# start of PROVIDED RECORDS

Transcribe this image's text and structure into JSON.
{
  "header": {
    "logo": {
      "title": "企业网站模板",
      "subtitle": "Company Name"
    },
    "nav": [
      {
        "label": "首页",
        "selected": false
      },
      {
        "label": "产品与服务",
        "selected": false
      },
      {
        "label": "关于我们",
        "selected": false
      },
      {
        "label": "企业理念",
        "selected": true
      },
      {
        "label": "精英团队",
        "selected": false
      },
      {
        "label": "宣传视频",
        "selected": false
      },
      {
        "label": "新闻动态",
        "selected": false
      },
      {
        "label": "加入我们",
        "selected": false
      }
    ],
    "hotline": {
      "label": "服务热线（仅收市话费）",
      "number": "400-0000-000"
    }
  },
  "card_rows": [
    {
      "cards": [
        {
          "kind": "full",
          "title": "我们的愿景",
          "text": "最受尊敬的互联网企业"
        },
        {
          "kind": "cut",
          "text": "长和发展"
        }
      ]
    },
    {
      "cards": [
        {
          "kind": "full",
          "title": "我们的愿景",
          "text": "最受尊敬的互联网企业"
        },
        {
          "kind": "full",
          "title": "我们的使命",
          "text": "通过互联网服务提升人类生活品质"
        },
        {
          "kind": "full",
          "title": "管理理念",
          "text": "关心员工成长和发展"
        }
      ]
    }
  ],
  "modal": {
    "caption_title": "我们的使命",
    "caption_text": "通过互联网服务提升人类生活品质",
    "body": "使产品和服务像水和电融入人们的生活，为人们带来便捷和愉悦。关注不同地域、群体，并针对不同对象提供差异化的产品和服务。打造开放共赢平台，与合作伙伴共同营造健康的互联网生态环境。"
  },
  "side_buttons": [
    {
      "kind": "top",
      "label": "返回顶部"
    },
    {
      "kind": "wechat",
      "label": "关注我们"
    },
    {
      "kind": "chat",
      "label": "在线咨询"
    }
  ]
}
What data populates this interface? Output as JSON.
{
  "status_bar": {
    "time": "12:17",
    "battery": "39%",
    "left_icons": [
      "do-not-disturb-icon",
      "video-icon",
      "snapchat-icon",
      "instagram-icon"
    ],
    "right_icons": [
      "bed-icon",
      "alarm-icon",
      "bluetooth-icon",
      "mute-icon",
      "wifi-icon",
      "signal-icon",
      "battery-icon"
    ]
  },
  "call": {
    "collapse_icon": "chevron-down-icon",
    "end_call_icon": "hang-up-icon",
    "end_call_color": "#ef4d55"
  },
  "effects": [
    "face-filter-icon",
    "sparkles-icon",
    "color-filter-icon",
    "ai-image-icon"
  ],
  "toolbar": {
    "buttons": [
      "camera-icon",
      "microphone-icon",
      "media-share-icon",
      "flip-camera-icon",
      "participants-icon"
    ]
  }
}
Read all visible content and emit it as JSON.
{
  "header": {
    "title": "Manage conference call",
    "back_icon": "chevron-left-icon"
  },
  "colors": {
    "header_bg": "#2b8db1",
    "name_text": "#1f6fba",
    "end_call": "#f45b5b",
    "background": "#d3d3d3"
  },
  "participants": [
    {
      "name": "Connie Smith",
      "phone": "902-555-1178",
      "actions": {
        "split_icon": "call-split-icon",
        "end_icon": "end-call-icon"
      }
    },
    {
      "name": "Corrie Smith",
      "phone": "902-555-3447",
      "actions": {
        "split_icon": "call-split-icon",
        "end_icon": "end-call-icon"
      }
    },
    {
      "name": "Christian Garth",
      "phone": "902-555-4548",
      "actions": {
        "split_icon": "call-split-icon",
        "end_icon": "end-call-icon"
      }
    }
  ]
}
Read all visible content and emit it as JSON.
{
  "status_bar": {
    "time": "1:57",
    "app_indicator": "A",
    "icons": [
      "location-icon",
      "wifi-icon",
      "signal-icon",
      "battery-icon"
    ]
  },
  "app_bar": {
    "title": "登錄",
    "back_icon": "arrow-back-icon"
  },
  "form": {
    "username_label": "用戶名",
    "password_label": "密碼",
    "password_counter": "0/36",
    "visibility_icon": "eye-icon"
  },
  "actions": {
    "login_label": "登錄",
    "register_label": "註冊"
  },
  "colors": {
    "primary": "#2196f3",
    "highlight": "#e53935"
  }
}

# end of PROVIDED RECORDS

(TASK PROMPT) Each record above should be output again exactly.

(RESULT FOR THIS EXERCISE)
Transcribe this image's text and structure into JSON.
{
  "header": {
    "logo": {
      "title": "企业网站模板",
      "subtitle": "Company Name"
    },
    "nav": [
      {
        "label": "首页",
        "selected": false
      },
      {
        "label": "产品与服务",
        "selected": false
      },
      {
        "label": "关于我们",
        "selected": false
      },
      {
        "label": "企业理念",
        "selected": true
      },
      {
        "label": "精英团队",
        "selected": false
      },
      {
        "label": "宣传视频",
        "selected": false
      },
      {
        "label": "新闻动态",
        "selected": false
      },
      {
        "label": "加入我们",
        "selected": false
      }
    ],
    "hotline": {
      "label": "服务热线（仅收市话费）",
      "number": "400-0000-000"
    }
  },
  "card_rows": [
    {
      "cards": [
        {
          "kind": "full",
          "title": "我们的愿景",
          "text": "最受尊敬的互联网企业"
        },
        {
          "kind": "cut",
          "text": "长和发展"
        }
      ]
    },
    {
      "cards": [
        {
          "kind": "full",
          "title": "我们的愿景",
          "text": "最受尊敬的互联网企业"
        },
        {
          "kind": "full",
          "title": "我们的使命",
          "text": "通过互联网服务提升人类生活品质"
        },
        {
          "kind": "full",
          "title": "管理理念",
          "text": "关心员工成长和发展"
        }
      ]
    }
  ],
  "modal": {
    "caption_title": "我们的使命",
    "caption_text": "通过互联网服务提升人类生活品质",
    "body": "使产品和服务像水和电融入人们的生活，为人们带来便捷和愉悦。关注不同地域、群体，并针对不同对象提供差异化的产品和服务。打造开放共赢平台，与合作伙伴共同营造健康的互联网生态环境。"
  },
  "side_buttons": [
    {
      "kind": "top",
      "label": "返回顶部"
    },
    {
      "kind": "wechat",
      "label": "关注我们"
    },
    {
      "kind": "chat",
      "label": "在线咨询"
    }
  ]
}
What data populates this interface? Output as JSON.
{
  "status_bar": {
    "time": "12:17",
    "battery": "39%",
    "left_icons": [
      "do-not-disturb-icon",
      "video-icon",
      "snapchat-icon",
      "instagram-icon"
    ],
    "right_icons": [
      "bed-icon",
      "alarm-icon",
      "bluetooth-icon",
      "mute-icon",
      "wifi-icon",
      "signal-icon",
      "battery-icon"
    ]
  },
  "call": {
    "collapse_icon": "chevron-down-icon",
    "end_call_icon": "hang-up-icon",
    "end_call_color": "#ef4d55"
  },
  "effects": [
    "face-filter-icon",
    "sparkles-icon",
    "color-filter-icon",
    "ai-image-icon"
  ],
  "toolbar": {
    "buttons": [
      "camera-icon",
      "microphone-icon",
      "media-share-icon",
      "flip-camera-icon",
      "participants-icon"
    ]
  }
}
Read all visible content and emit it as JSON.
{
  "header": {
    "title": "Manage conference call",
    "back_icon": "chevron-left-icon"
  },
  "colors": {
    "header_bg": "#2b8db1",
    "name_text": "#1f6fba",
    "end_call": "#f45b5b",
    "background": "#d3d3d3"
  },
  "participants": [
    {
      "name": "Connie Smith",
      "phone": "902-555-1178",
      "actions": {
        "split_icon": "call-split-icon",
        "end_icon": "end-call-icon"
      }
    },
    {
      "name": "Corrie Smith",
      "phone": "902-555-3447",
      "actions": {
        "split_icon": "call-split-icon",
        "end_icon": "end-call-icon"
      }
    },
    {
      "name": "Christian Garth",
      "phone": "902-555-4548",
      "actions": {
        "split_icon": "call-split-icon",
        "end_icon": "end-call-icon"
      }
    }
  ]
}
Read all visible content and emit it as JSON.
{
  "status_bar": {
    "time": "1:57",
    "app_indicator": "A",
    "icons": [
      "location-icon",
      "wifi-icon",
      "signal-icon",
      "battery-icon"
    ]
  },
  "app_bar": {
    "title": "登錄",
    "back_icon": "arrow-back-icon"
  },
  "form": {
    "username_label": "用戶名",
    "password_label": "密碼",
    "password_counter": "0/36",
    "visibility_icon": "eye-icon"
  },
  "actions": {
    "login_label": "登錄",
    "register_label": "註冊"
  },
  "colors": {
    "primary": "#2196f3",
    "highlight": "#e53935"
  }
}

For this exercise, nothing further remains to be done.